=== TESTO DI PARTENZA ===
Estratti critici

"Mi torna il mente l'autunno del 1989; Firenze, al Bargello, Francesco Messina, quasi novantenne, offriva al museo la sua superba collezione di piccoli bronzi. Credo che lo scultore non sia mai stato, nella sua vita, più felice di quel giorno. Per lui essere al Bargello sotto forma di presenza museale stabile, era come ritrovare la patria, era come tornare ad Itaca per esservi accolto con tutti gli onori."

(Antonio Paolucci, 1992)

"Messina è dunque un artista colto, vivificato da stimoli intellettuali tra i più diversi... Penso che Francesco Messina dal 1945 in poi vada letto in un siffatto contesto, da quale ben risulta il suo coraggio e la sua grandezza. Resta da individuare, almeno in qualche caso, la vena che lo ricollega la passato, ad esempio con la cultura ellenistica (il Pugile bronzeo del Museo Nazionale di Roma) o a quell'ultimo grande erede della tradizione sorta a Rodi e a Pergamo che fu il malinteso Vincenzo Gemito."

(Federico Zeri, 1993)
=== RECORD FORNITI ===
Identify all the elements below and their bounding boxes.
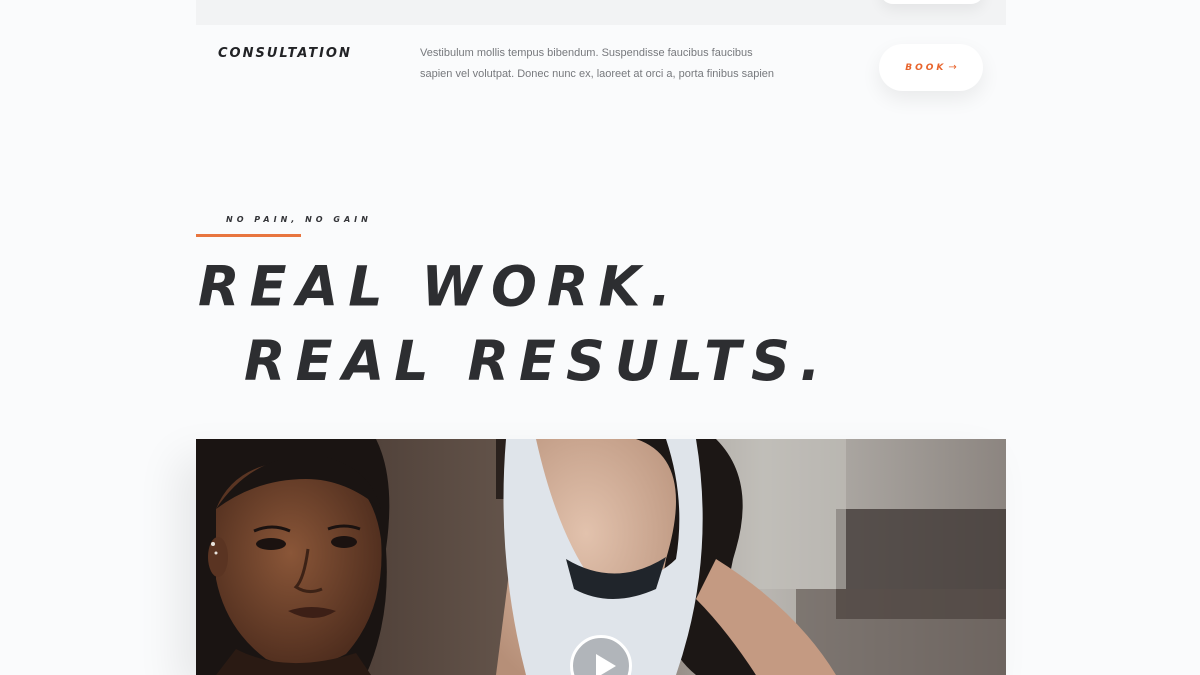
===
=== RECORD FORNITI ===
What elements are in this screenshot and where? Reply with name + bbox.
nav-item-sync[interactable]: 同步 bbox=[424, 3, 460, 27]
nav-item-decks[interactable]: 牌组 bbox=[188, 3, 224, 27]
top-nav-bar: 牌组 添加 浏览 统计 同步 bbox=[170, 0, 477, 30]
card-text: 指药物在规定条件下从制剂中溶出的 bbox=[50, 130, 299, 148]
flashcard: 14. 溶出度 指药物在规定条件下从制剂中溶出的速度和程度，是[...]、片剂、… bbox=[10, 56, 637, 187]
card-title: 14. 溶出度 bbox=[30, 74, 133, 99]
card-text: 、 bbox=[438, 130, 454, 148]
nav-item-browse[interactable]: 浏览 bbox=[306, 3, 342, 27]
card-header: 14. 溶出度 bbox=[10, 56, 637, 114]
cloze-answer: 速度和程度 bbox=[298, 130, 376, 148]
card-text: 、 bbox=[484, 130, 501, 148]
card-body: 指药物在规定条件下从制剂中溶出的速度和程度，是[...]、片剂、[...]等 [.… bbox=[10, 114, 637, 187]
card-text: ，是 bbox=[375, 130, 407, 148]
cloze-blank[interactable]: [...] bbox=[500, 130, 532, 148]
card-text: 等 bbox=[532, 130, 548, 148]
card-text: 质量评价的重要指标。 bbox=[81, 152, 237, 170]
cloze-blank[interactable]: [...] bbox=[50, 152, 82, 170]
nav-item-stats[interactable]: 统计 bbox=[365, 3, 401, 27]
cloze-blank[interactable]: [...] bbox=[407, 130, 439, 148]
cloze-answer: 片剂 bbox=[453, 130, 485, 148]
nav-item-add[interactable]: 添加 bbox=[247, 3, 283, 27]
===
### [ISTRUZIONI]
[A] Traduci in inglese questa frase degli estratti critici su Francesco Messina: «Credo che lo scultore non sia mai stato, nella sua vita, più felice di quel giorno.»
[B] Scrivi il seguito degli estratti critici su Francesco Messina, riprendendo dopo l'ultima citazione riportata.
I record sono materiale a sé, distinto dal testo.

### [RISPOSTE]
[A] I believe the sculptor was never, in his life, happier than on that day.

[B]
"Ciò che a Messina interessa è l'idea stessa del movimento, la sua essenza. La sua idea è che non si finisce di vedere. La realtà offre immagini inedite che la scultura mette in evidenza senza artificio. Messina è dunque l'artista dello stupore della naturalezza, e tanto meglio lo verifica nella pura contemplazione senza inventare situazioni insolite e senza abbandonare la certezza della centralità dell'uomo."

(Vittorio Sgarbi, 1989)

"L'opera di Messina è emersa dal freddo oceanico dell'astrattismo moderno. Essa è senza dubbio arte, arte in senso antico e immutabile. Uno dei più sensibili scrittori moderni, Jean Cocteau, lo ha visto, e lo ha formulato con vigore poetico, parlando di Messina. Ma questa scultura è d'altra parte arte "moderna", una forma rara e insolita di arte moderna, così come, per altri aspetti, è moderno il surrealismo, malgrado la sua tecnica pittorica antiquata."

(Hans Sedlmayr, 1972)

Quello che cerca soprattutto Francesco Messina nella sua scultura è di raggiungere la bellezza dell'aspetto plastico con le forme giuste e finite; la finezza del modellato, il carattere risultante dall'osservazione acuta e dalla lunga elaborazione; il tutto unito ad eleganza e buon gusto; questi due fattori sono indispensabili ad ogni vero artista... A forza di lavoro, di polimento della forma, di acutezza plastica d'ogni angolo della scultura, le statue di Francesco Messina nascono come creazioni piacevoli a guardarsi, a toccarsi, a fiutarsi; hanno infatti anche un "buon odore"..."

(Giorgio de Chirico, 1938)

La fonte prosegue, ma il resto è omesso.